- _Data for processing_:
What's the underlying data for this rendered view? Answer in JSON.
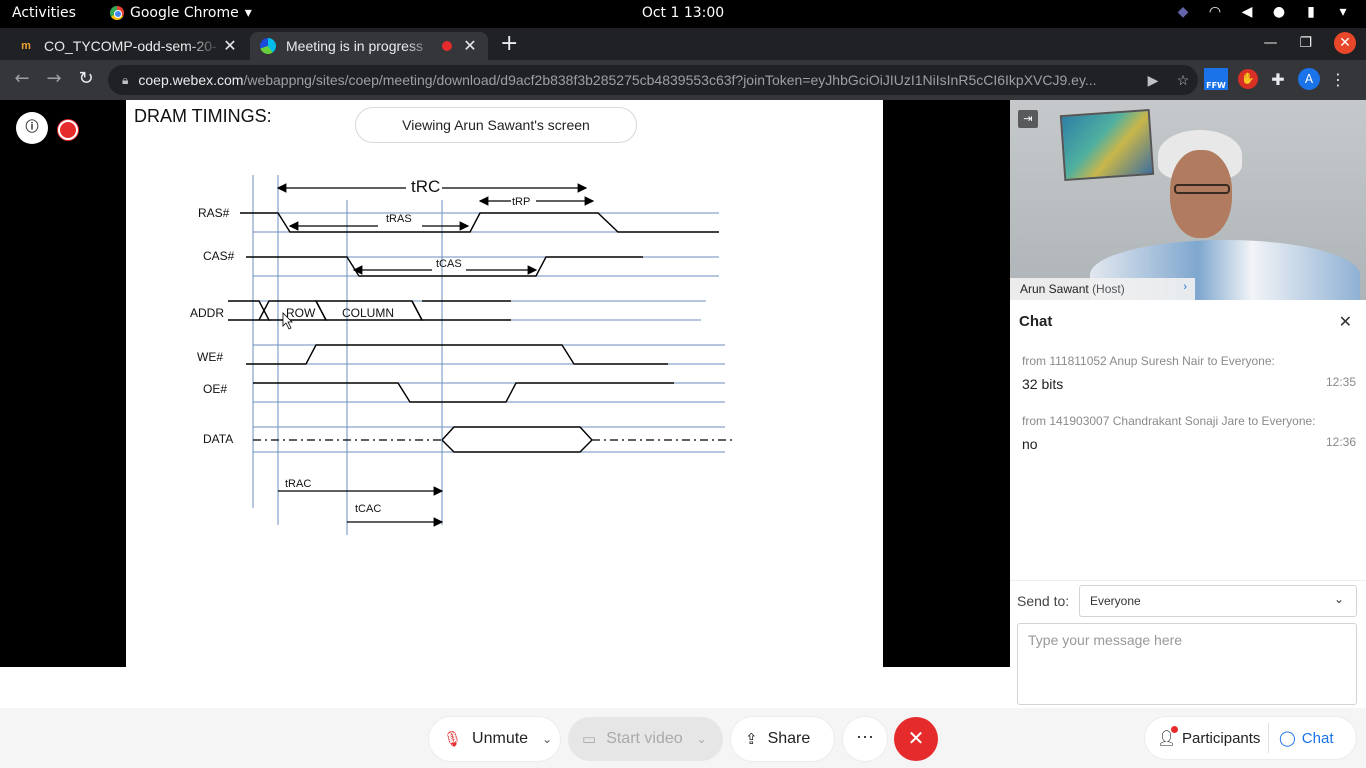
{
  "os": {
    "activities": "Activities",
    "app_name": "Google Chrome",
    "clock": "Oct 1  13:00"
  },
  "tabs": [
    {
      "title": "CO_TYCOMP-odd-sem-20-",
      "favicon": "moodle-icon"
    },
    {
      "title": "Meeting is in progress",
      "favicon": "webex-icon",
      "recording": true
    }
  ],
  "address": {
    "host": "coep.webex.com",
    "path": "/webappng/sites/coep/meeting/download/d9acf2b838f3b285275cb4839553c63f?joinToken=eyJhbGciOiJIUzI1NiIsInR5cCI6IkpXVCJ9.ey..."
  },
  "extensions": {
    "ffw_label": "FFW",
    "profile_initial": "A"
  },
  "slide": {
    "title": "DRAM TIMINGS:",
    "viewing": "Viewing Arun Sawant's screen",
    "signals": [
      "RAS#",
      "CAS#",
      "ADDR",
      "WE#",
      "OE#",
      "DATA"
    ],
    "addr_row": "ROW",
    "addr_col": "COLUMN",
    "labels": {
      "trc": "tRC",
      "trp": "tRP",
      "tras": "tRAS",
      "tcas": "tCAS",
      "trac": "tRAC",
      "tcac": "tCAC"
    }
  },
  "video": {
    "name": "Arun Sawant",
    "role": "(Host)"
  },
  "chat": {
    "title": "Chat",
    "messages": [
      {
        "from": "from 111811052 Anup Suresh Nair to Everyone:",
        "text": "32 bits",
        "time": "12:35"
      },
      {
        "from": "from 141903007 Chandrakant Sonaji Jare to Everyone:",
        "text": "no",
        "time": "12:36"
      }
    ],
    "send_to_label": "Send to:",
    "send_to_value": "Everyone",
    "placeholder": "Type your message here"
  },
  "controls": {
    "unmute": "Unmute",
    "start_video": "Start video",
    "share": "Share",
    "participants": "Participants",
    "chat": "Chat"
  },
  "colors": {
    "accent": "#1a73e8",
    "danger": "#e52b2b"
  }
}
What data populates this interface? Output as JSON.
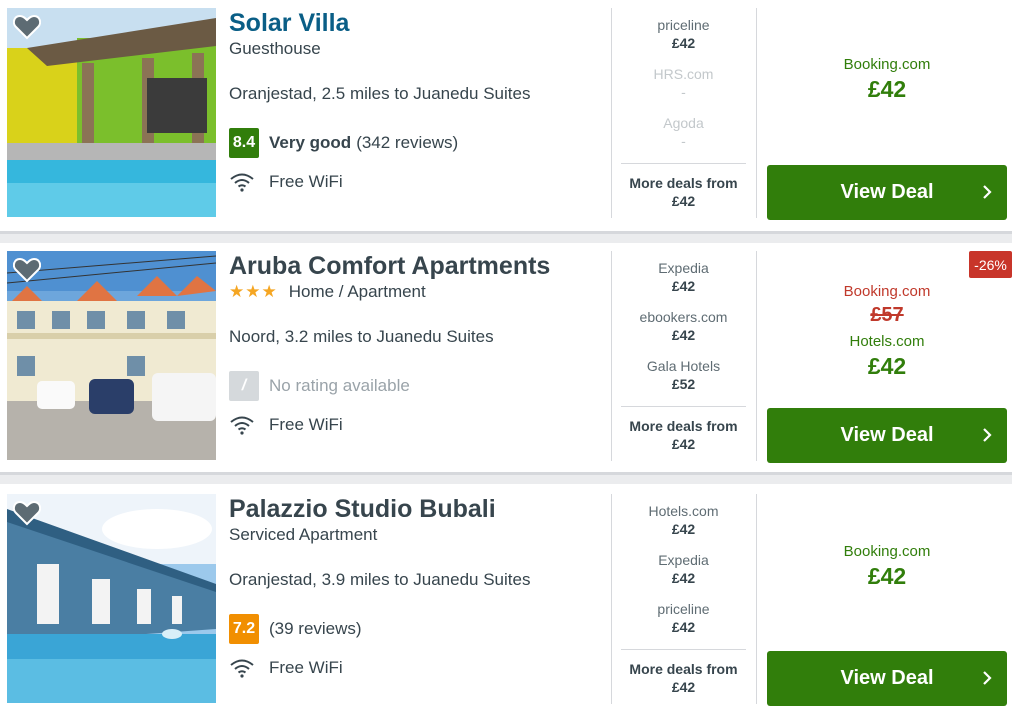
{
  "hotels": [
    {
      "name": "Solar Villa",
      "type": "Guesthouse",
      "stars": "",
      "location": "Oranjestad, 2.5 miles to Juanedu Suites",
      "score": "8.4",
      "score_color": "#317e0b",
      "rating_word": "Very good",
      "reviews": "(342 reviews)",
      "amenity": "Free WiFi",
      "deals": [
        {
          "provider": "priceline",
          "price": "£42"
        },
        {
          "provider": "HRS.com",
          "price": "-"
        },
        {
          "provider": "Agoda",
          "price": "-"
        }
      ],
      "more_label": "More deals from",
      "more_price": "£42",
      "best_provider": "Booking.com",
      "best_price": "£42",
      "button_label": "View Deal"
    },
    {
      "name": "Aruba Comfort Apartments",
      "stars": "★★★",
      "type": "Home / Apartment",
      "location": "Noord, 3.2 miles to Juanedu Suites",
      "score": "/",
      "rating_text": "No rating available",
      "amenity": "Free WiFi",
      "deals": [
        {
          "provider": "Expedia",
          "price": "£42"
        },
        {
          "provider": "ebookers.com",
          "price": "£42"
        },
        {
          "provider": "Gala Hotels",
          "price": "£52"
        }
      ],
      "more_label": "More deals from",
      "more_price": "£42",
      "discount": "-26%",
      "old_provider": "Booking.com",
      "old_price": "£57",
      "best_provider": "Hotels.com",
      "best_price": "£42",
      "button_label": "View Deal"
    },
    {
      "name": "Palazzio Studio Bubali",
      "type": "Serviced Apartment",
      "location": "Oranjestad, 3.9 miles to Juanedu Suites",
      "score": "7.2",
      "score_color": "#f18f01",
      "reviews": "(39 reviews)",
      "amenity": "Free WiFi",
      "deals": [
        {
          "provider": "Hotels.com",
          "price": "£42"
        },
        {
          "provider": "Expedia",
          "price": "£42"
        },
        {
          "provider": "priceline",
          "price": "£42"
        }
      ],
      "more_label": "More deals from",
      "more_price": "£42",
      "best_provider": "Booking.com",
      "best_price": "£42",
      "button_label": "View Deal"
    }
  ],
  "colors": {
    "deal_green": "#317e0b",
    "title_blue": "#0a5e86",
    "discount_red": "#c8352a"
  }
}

---

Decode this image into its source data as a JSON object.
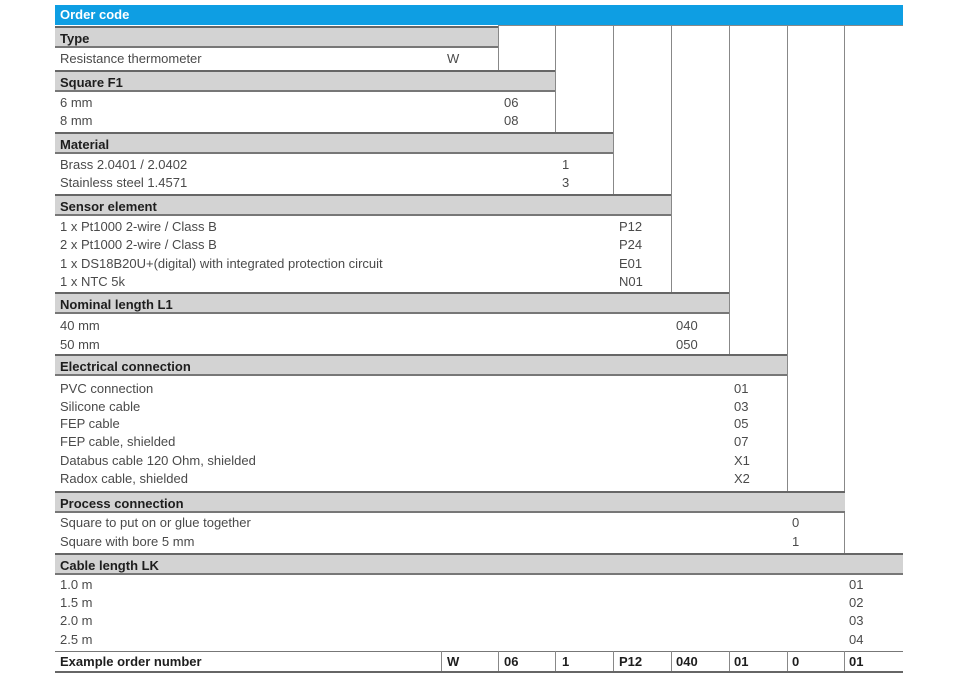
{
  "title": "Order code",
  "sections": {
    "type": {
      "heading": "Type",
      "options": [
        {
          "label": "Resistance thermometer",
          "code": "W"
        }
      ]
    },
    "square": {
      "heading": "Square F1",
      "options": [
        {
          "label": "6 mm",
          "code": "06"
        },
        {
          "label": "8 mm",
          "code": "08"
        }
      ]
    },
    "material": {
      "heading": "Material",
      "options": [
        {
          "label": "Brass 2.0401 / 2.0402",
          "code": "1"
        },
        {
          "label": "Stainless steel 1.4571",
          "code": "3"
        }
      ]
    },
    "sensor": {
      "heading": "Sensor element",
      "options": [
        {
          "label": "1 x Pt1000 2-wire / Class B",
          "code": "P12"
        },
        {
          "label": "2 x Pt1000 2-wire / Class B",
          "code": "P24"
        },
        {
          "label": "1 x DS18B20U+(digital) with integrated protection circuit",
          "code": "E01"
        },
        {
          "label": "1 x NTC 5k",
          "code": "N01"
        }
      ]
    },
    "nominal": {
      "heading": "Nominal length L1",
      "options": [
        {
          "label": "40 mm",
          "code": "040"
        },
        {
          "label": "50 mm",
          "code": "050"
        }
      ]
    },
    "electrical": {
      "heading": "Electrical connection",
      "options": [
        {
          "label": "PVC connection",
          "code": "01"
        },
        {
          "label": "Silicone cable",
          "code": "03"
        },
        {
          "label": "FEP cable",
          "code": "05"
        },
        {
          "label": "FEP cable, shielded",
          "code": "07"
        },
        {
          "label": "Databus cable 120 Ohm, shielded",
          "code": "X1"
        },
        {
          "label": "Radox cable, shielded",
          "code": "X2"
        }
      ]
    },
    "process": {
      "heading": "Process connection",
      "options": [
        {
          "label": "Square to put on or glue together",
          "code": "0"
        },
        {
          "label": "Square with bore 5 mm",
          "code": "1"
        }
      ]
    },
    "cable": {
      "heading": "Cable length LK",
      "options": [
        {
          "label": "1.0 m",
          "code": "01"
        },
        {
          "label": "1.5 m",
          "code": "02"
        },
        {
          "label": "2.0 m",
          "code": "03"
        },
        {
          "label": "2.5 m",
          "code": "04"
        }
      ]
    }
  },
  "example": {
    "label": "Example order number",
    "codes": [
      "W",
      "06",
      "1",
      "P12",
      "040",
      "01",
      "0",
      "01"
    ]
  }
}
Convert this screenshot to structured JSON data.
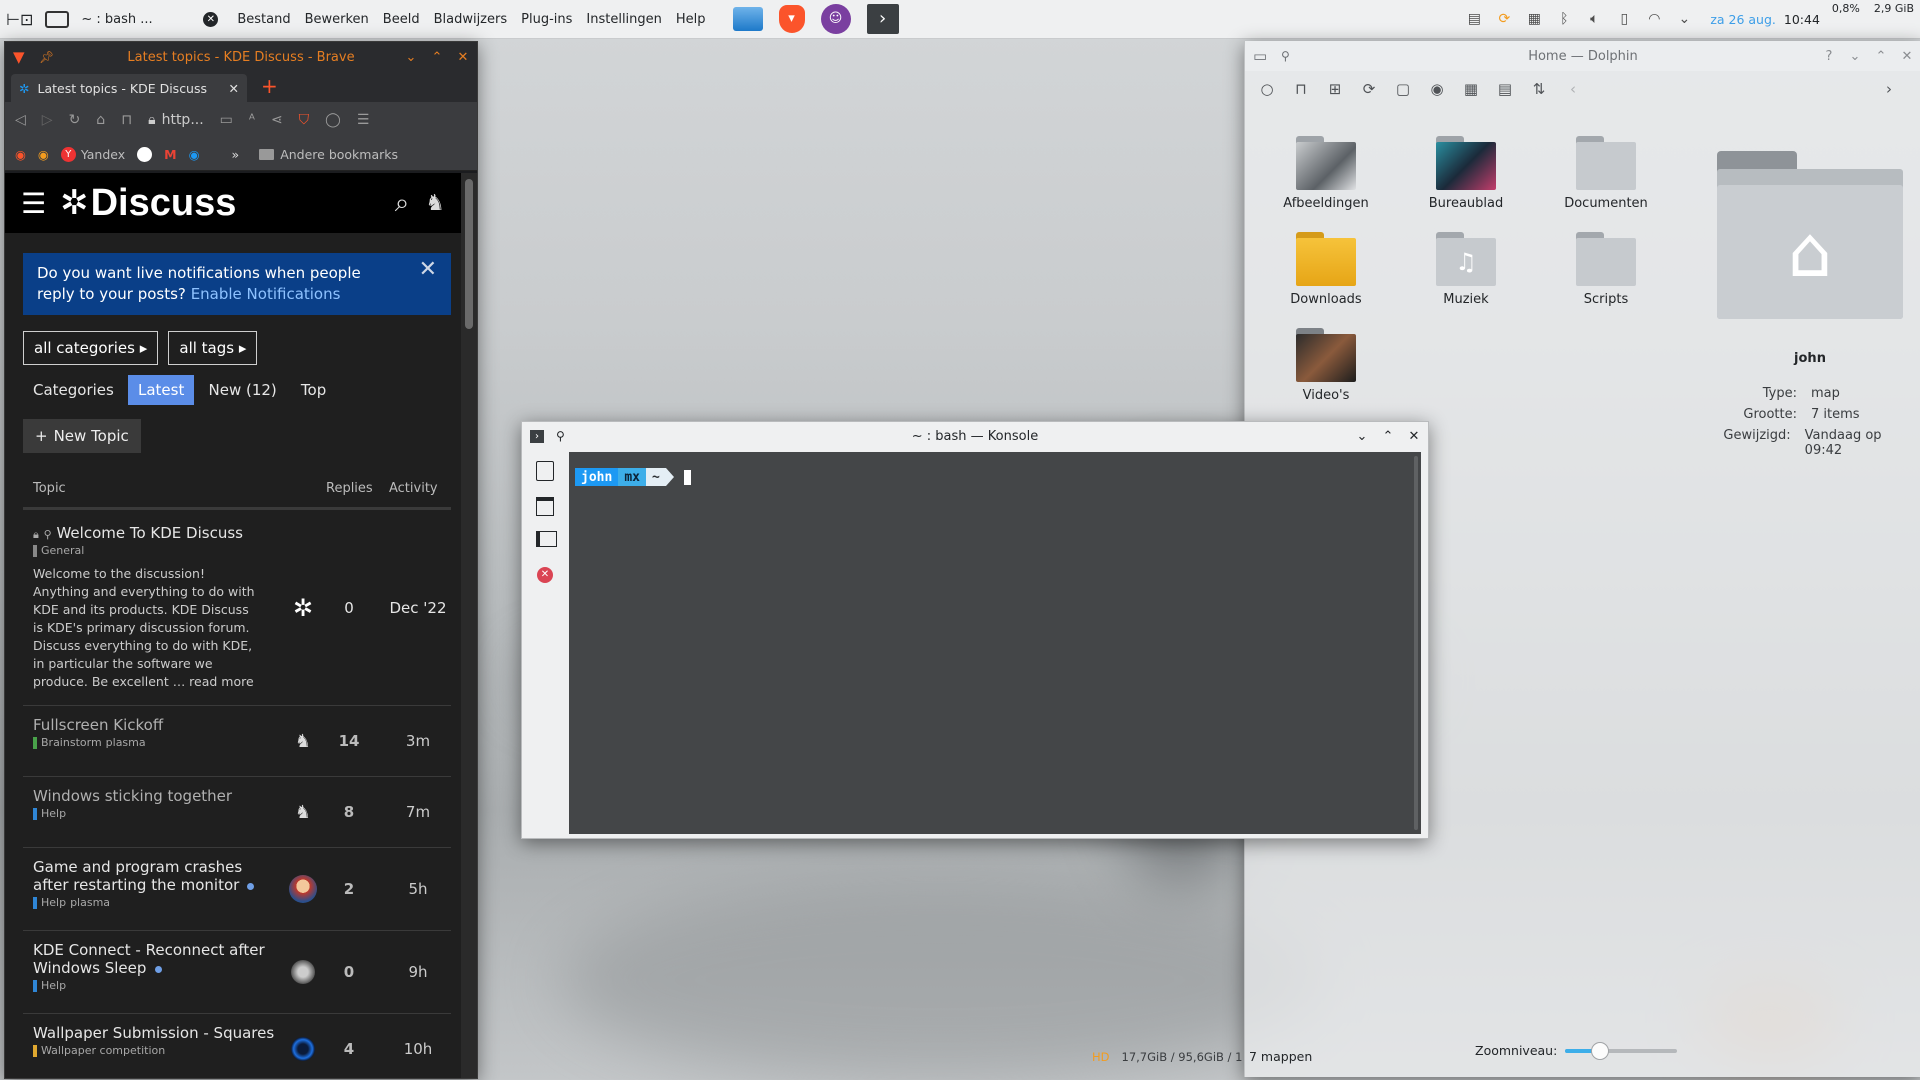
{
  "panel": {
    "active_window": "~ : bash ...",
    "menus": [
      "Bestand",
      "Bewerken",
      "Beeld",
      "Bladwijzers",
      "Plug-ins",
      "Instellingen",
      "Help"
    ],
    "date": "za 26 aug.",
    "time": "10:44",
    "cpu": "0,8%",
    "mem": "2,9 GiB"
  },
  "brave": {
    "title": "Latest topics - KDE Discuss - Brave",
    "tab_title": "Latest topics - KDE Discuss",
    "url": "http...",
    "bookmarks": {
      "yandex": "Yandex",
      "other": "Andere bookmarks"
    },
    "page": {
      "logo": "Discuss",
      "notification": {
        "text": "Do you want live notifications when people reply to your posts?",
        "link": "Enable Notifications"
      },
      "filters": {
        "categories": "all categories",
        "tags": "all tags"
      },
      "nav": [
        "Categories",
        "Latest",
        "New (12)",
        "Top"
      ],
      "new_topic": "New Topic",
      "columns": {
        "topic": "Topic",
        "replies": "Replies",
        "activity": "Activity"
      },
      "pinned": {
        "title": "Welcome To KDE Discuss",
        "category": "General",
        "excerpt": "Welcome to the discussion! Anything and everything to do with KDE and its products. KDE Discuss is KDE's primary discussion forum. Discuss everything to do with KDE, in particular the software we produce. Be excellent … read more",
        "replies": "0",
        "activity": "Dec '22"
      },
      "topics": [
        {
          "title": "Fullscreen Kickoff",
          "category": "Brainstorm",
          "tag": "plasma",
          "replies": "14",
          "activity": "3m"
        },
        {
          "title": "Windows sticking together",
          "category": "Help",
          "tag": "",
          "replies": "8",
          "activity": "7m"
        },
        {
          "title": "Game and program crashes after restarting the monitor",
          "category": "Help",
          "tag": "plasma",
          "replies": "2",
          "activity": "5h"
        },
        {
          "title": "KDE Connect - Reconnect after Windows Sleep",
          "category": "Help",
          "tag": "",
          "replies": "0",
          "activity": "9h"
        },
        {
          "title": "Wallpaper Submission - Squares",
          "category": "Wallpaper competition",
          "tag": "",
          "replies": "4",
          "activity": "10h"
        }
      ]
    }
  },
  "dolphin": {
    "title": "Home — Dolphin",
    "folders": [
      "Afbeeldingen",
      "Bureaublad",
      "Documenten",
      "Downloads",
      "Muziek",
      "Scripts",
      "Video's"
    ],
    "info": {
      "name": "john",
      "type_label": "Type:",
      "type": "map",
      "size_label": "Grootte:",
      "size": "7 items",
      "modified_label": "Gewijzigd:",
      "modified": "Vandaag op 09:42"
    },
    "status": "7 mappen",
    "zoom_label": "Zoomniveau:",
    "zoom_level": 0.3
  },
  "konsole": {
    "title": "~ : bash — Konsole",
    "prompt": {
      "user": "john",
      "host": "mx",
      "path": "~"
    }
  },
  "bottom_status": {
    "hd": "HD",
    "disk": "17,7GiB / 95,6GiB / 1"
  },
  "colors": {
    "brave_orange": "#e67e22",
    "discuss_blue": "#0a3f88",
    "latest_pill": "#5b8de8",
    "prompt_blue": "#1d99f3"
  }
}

- _Exercise aim_: Scan the data for the word "with" and copy every line where it shows up.

- _The reply_:
          "label": "1 x DS18B20U+(digital) with integrated protection circuit",
          "label": "Square with bore 5 mm",
        "excerpt": "Welcome to the discussion! Anything and everything to do with KDE and its products. KDE Discuss is KDE's primary discussion forum. Discuss everything to do with KDE, in particular the software we produce. Be excellent … read more",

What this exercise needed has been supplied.